* What is asked
Return each line of the listing that contains the string "avgm".

* Figure record listings
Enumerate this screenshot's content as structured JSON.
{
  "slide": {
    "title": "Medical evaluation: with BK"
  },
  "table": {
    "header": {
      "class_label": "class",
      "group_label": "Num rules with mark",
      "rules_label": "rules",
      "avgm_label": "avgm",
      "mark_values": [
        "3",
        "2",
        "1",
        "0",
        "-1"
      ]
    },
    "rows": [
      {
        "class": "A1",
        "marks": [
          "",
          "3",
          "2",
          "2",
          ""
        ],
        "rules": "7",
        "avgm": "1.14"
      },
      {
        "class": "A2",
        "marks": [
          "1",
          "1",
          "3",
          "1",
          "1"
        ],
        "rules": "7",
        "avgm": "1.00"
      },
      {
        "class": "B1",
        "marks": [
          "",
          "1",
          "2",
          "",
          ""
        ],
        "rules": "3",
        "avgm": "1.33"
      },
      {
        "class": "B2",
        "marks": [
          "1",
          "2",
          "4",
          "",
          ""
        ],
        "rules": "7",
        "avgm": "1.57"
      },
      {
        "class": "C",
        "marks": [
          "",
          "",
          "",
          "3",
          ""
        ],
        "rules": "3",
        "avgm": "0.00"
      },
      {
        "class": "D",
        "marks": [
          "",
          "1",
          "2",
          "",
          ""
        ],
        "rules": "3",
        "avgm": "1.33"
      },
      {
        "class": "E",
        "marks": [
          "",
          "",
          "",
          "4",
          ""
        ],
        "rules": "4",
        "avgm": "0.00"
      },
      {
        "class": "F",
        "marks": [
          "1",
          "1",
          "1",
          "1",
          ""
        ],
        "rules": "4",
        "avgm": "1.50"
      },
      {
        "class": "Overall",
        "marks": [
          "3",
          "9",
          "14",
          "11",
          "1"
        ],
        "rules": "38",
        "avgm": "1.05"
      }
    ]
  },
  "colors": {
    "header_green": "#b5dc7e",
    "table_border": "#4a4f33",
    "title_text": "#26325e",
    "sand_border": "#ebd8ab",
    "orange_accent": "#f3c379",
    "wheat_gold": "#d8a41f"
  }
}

...

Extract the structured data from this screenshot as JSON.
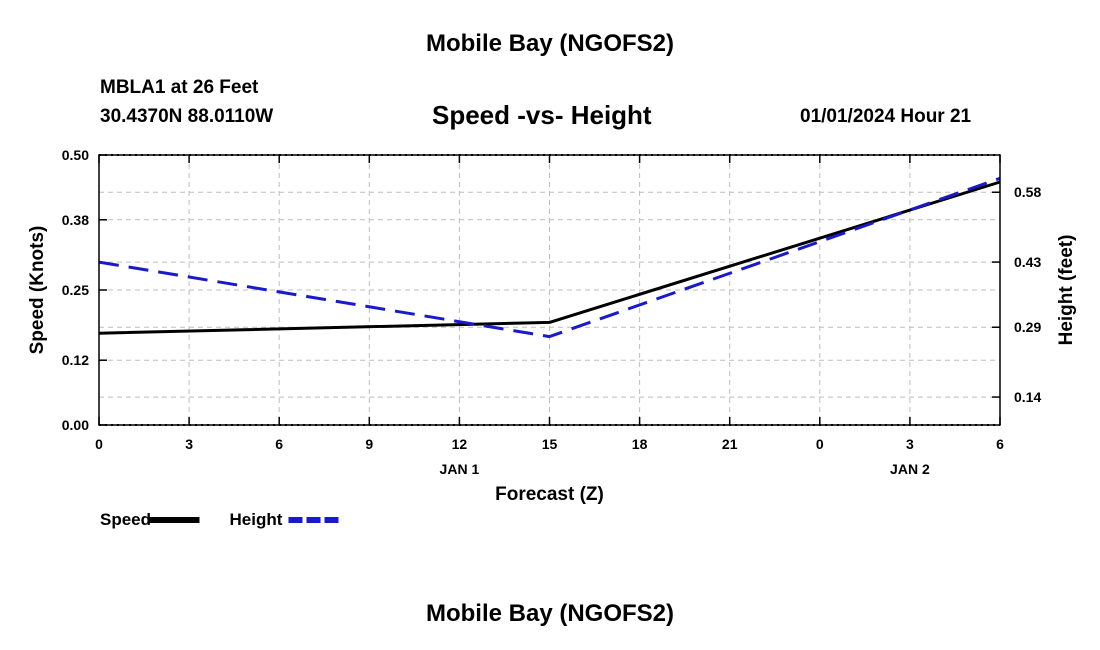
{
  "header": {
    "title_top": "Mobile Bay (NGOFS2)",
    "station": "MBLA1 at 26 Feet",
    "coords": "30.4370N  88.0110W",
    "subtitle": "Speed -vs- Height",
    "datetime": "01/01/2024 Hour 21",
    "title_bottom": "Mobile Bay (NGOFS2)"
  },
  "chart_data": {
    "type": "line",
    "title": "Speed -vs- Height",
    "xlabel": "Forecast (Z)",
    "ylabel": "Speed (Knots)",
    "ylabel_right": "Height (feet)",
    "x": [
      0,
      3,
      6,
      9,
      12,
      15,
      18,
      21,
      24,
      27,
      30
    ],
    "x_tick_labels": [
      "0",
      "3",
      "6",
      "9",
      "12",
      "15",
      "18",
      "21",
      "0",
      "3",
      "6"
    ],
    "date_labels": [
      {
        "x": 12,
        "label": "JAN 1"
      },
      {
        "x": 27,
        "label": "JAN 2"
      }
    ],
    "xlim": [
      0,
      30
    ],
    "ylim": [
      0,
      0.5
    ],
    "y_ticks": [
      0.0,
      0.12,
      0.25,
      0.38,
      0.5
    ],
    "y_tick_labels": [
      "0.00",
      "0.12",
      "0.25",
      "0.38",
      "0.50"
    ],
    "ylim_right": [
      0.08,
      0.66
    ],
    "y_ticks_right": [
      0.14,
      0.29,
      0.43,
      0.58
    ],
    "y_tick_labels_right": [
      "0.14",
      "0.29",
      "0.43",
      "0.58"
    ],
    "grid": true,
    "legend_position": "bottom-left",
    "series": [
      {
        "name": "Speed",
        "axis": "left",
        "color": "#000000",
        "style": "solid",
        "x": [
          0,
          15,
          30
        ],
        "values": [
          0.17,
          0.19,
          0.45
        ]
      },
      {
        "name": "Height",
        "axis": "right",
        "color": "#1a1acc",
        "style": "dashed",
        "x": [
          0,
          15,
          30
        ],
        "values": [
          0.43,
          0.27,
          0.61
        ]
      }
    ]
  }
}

---

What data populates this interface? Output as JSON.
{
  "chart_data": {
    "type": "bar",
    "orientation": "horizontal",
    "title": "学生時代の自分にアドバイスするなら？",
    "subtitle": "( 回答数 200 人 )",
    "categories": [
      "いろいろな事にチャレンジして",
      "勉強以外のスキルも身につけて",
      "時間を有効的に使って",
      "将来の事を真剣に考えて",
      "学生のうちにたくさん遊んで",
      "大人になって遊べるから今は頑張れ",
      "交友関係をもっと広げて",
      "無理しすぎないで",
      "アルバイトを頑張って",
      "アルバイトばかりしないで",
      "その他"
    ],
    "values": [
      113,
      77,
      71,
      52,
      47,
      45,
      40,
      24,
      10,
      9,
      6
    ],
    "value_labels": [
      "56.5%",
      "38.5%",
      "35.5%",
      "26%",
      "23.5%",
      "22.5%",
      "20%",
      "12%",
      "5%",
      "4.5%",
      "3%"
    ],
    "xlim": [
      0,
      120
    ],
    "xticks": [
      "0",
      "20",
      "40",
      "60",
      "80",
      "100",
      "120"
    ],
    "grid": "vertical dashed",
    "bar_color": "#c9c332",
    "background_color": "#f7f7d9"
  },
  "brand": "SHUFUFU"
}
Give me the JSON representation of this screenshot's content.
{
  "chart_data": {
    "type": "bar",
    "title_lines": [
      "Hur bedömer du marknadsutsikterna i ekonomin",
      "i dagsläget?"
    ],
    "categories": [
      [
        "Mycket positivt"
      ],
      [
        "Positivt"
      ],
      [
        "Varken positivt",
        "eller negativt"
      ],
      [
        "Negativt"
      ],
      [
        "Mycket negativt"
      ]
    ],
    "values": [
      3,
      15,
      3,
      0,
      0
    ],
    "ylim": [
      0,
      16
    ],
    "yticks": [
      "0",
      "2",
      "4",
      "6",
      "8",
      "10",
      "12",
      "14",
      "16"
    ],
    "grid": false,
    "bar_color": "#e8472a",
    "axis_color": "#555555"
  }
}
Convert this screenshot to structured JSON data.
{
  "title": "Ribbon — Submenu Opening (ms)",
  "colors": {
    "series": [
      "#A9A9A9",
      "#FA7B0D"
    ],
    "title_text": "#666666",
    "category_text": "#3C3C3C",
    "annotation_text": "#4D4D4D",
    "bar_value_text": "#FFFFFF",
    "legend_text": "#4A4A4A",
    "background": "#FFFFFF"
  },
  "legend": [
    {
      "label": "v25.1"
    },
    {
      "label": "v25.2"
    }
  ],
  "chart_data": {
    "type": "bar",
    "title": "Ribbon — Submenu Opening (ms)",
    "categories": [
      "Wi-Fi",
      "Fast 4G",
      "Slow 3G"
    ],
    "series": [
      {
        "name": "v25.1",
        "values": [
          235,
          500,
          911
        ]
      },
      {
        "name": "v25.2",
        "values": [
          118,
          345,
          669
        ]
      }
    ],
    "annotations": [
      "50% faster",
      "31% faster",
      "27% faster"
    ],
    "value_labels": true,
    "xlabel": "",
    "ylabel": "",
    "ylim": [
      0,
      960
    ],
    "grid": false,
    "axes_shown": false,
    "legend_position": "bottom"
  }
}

* Exercise response
      "avgm_label": "avgm",
        "avgm": "1.14"
        "avgm": "1.00"
        "avgm": "1.33"
        "avgm": "1.57"
        "avgm": "0.00"
        "avgm": "1.33"
        "avgm": "0.00"
        "avgm": "1.50"
        "avgm": "1.05"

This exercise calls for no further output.